WHAT YOU ARE ASKED TO DO:
Pick out all lines in the listing holding the string "this" and copy them.

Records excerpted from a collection
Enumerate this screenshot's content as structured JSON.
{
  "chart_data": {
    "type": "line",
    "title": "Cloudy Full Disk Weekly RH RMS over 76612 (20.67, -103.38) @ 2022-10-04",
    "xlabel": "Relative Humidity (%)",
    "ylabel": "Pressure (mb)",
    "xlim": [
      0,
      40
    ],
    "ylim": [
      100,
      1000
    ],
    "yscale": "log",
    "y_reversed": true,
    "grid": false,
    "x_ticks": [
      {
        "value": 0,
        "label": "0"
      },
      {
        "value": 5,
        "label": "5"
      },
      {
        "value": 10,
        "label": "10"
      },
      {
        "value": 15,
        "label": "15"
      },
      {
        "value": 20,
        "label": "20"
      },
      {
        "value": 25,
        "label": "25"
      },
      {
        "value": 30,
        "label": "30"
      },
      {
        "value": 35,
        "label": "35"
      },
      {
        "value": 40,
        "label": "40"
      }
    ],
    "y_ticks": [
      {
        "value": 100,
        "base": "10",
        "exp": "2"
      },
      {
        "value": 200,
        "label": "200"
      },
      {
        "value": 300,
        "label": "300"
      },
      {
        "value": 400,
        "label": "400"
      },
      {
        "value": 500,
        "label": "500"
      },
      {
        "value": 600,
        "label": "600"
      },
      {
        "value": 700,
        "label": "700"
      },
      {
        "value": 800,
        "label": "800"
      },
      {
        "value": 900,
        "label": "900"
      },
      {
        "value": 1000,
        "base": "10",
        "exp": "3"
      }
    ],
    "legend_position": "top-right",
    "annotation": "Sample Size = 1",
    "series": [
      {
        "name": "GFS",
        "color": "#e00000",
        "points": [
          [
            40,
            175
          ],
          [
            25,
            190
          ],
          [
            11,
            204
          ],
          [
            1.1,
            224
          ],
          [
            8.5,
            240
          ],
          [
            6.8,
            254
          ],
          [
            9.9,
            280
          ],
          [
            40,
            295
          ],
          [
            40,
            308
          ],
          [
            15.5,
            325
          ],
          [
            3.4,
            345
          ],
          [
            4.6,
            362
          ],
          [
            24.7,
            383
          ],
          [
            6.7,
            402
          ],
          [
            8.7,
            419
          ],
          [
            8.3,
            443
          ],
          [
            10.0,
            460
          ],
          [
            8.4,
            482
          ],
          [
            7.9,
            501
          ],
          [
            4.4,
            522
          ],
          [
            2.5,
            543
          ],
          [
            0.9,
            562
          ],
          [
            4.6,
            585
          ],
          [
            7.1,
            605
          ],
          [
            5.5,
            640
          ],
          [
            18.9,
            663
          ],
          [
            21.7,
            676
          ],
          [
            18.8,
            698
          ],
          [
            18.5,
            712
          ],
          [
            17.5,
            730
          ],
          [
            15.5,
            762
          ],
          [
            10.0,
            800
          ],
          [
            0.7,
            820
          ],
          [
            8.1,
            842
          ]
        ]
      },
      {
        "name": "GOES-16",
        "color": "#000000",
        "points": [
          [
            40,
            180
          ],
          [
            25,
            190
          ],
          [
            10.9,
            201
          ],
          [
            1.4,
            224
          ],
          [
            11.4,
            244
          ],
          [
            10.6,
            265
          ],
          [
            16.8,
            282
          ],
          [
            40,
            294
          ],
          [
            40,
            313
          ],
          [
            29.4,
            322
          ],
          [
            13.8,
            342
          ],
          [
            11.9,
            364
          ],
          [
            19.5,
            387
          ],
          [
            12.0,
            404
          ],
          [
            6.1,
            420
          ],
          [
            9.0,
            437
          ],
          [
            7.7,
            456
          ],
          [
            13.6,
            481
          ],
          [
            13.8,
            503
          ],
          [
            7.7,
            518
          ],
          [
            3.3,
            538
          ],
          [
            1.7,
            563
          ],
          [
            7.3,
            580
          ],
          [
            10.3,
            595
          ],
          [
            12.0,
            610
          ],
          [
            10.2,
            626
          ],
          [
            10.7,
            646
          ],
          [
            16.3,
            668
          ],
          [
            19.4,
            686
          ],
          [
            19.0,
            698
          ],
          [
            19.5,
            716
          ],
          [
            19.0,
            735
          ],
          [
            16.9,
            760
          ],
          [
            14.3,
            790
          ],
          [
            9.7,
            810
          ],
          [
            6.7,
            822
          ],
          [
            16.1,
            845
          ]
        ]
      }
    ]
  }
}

...

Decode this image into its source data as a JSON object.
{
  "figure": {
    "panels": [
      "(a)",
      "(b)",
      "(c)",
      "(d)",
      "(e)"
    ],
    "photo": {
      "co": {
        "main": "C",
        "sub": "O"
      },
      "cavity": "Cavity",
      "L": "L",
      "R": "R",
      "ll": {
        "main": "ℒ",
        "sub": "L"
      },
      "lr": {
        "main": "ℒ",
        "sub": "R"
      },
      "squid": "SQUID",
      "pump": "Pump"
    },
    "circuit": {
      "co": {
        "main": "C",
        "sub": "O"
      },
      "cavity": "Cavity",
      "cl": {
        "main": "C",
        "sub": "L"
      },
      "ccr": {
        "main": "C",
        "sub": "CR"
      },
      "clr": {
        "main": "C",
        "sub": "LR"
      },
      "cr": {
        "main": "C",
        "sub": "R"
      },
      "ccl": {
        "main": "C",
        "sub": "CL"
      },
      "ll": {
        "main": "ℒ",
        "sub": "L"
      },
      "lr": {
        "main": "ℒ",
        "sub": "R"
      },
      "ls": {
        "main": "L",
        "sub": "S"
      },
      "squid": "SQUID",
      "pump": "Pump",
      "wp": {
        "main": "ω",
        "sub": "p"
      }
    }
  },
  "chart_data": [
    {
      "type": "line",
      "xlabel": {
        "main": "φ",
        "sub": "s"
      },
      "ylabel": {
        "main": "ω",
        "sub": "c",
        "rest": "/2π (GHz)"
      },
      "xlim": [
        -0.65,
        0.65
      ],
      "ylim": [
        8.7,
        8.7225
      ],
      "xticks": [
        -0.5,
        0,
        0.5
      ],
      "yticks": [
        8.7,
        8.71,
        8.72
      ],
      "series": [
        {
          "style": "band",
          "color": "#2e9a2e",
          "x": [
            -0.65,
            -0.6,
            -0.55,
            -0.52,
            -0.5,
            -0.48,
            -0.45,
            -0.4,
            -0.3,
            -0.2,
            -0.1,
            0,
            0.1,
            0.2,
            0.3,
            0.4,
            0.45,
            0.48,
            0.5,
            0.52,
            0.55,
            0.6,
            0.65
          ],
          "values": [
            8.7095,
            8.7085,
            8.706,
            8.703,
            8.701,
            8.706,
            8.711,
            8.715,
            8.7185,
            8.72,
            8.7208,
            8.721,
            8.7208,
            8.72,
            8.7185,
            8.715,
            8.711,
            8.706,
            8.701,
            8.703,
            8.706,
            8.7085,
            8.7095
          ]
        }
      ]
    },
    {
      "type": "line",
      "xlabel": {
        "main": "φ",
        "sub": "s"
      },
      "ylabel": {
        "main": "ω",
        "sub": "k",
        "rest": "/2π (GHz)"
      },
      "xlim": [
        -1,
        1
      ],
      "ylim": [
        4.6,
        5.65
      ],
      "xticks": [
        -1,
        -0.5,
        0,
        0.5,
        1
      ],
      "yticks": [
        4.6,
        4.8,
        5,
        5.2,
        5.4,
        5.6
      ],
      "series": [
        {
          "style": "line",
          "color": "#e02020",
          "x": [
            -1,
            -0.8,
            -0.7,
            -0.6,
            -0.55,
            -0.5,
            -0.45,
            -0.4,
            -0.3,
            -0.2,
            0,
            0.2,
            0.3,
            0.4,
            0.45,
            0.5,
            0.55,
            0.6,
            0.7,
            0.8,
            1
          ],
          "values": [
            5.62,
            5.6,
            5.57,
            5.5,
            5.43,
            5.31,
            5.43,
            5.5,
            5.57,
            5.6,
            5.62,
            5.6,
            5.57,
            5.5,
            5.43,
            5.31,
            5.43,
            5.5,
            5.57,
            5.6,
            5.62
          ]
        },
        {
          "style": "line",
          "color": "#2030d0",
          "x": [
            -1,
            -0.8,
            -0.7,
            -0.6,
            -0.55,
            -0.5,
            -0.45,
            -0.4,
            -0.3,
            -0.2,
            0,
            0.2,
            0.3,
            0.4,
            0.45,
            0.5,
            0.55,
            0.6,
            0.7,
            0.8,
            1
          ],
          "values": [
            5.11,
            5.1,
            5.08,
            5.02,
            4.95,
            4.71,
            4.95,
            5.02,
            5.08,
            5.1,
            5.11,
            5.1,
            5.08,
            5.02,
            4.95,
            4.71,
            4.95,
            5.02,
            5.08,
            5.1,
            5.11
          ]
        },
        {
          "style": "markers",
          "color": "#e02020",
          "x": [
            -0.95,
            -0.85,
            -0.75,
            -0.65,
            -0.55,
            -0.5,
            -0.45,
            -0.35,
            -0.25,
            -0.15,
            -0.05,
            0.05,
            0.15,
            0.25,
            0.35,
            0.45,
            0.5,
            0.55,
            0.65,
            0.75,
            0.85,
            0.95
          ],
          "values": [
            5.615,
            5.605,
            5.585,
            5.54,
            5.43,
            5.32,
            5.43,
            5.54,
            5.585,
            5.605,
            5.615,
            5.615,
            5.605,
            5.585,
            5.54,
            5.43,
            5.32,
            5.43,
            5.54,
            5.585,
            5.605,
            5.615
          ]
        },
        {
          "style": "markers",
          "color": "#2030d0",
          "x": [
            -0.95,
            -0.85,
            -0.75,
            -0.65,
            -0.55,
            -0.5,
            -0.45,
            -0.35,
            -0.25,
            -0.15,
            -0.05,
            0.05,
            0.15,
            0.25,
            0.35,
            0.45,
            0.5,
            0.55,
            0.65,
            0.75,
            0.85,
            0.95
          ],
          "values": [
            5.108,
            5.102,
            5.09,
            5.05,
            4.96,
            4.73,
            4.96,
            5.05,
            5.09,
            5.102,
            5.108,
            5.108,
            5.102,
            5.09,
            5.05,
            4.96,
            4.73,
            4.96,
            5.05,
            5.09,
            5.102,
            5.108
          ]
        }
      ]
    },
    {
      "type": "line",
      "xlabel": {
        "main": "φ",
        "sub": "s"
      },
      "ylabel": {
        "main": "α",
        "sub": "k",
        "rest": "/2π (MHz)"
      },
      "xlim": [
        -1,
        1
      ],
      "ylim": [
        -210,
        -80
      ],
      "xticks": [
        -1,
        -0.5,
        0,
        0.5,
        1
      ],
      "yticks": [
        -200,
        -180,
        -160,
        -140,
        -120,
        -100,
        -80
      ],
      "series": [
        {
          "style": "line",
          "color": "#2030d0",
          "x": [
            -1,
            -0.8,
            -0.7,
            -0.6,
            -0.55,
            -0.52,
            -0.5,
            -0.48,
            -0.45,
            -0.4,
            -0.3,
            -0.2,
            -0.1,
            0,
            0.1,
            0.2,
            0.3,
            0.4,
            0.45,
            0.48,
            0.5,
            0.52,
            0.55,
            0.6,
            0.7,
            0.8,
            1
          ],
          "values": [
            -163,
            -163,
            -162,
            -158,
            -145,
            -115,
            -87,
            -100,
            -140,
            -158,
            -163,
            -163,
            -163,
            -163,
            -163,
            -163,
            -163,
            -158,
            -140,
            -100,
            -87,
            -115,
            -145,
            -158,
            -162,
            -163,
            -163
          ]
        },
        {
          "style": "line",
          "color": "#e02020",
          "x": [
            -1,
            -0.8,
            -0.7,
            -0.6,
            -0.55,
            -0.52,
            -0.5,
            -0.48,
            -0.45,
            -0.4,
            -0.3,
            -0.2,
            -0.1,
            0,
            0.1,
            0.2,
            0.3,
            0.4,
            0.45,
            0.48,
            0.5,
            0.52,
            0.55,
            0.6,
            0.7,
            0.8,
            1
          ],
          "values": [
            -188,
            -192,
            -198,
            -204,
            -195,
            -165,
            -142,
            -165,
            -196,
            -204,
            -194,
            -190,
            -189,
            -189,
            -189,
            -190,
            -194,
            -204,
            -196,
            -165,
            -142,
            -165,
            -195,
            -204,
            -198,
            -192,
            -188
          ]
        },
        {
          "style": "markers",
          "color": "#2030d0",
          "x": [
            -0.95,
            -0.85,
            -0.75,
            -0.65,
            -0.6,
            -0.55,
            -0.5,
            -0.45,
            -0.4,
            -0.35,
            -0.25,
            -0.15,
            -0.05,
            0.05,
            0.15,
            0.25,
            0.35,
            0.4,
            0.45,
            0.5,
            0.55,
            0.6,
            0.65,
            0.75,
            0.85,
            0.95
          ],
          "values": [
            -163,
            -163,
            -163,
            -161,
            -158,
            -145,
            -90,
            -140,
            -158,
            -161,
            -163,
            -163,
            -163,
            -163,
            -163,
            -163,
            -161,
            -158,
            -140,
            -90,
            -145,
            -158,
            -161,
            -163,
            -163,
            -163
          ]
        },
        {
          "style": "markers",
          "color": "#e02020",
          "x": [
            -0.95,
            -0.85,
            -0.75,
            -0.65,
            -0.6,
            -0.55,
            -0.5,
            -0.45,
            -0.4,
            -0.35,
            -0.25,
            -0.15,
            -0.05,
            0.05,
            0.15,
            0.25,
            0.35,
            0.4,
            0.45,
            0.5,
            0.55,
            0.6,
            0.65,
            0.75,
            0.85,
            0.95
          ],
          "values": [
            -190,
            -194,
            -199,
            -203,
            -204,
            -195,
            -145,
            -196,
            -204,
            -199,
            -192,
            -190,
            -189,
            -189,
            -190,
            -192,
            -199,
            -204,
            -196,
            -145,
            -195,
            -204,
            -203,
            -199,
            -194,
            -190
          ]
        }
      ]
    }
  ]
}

OUTPUT BELOW:
Enumerate this screenshot's content as structured JSON.
Decode this image into its source data as a JSON object.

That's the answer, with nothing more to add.